> _WHAT YOU SHOULD DO_
Print the listing in its entirety and exactly, leaving out images.

> _GIVEN DATA_
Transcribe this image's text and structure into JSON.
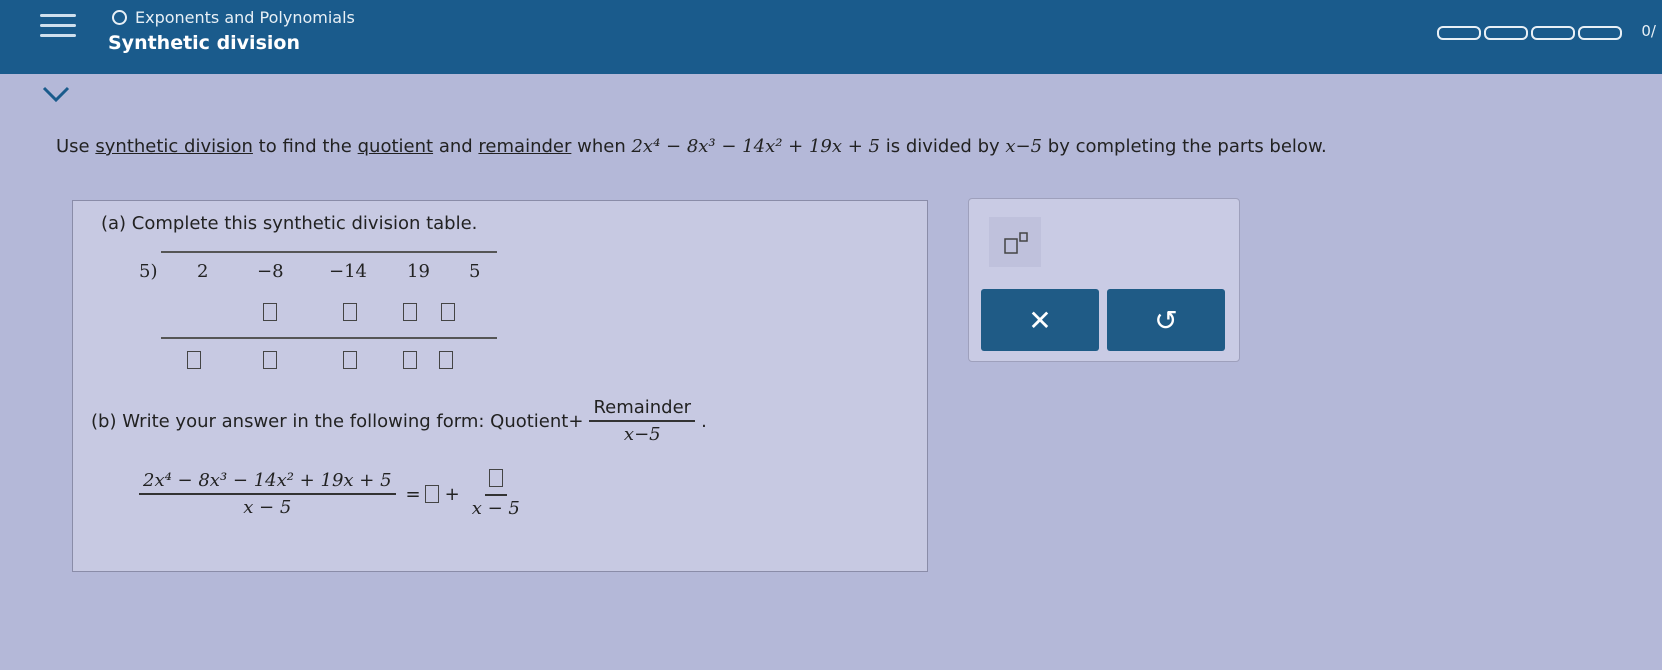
{
  "header": {
    "topic": "Exponents and Polynomials",
    "subtopic": "Synthetic division",
    "progress_label": "0/"
  },
  "question": {
    "prefix": "Use",
    "link1": "synthetic division",
    "mid1": "to find the",
    "link2": "quotient",
    "mid2": "and",
    "link3": "remainder",
    "mid3": "when",
    "poly": "2x⁴ − 8x³ − 14x² + 19x + 5",
    "mid4": "is divided by",
    "divisor": "x−5",
    "suffix": "by completing the parts below."
  },
  "part_a": {
    "label": "(a) Complete this synthetic division table.",
    "divisor": "5)",
    "coefficients": [
      "2",
      "−8",
      "−14",
      "19",
      "5"
    ]
  },
  "part_b": {
    "label": "(b) Write your answer in the following form: Quotient+",
    "frac_num": "Remainder",
    "frac_den": "x−5",
    "period": "."
  },
  "final_eq": {
    "lhs_num": "2x⁴ − 8x³ − 14x² + 19x + 5",
    "lhs_den": "x − 5",
    "equals": "=",
    "plus": "+",
    "rhs_den": "x − 5"
  },
  "side": {
    "clear_label": "✕",
    "undo_label": "↺"
  }
}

> _CORRECT ANSWER_
Transcribe this image's text and structure into JSON.
{
  "header": {
    "topic": "Exponents and Polynomials",
    "subtopic": "Synthetic division",
    "progress_label": "0/"
  },
  "question": {
    "prefix": "Use",
    "link1": "synthetic division",
    "mid1": "to find the",
    "link2": "quotient",
    "mid2": "and",
    "link3": "remainder",
    "mid3": "when",
    "poly": "2x⁴ − 8x³ − 14x² + 19x + 5",
    "mid4": "is divided by",
    "divisor": "x−5",
    "suffix": "by completing the parts below."
  },
  "part_a": {
    "label": "(a) Complete this synthetic division table.",
    "divisor": "5)",
    "coefficients": [
      "2",
      "−8",
      "−14",
      "19",
      "5"
    ]
  },
  "part_b": {
    "label": "(b) Write your answer in the following form: Quotient+",
    "frac_num": "Remainder",
    "frac_den": "x−5",
    "period": "."
  },
  "final_eq": {
    "lhs_num": "2x⁴ − 8x³ − 14x² + 19x + 5",
    "lhs_den": "x − 5",
    "equals": "=",
    "plus": "+",
    "rhs_den": "x − 5"
  },
  "side": {
    "clear_label": "✕",
    "undo_label": "↺"
  }
}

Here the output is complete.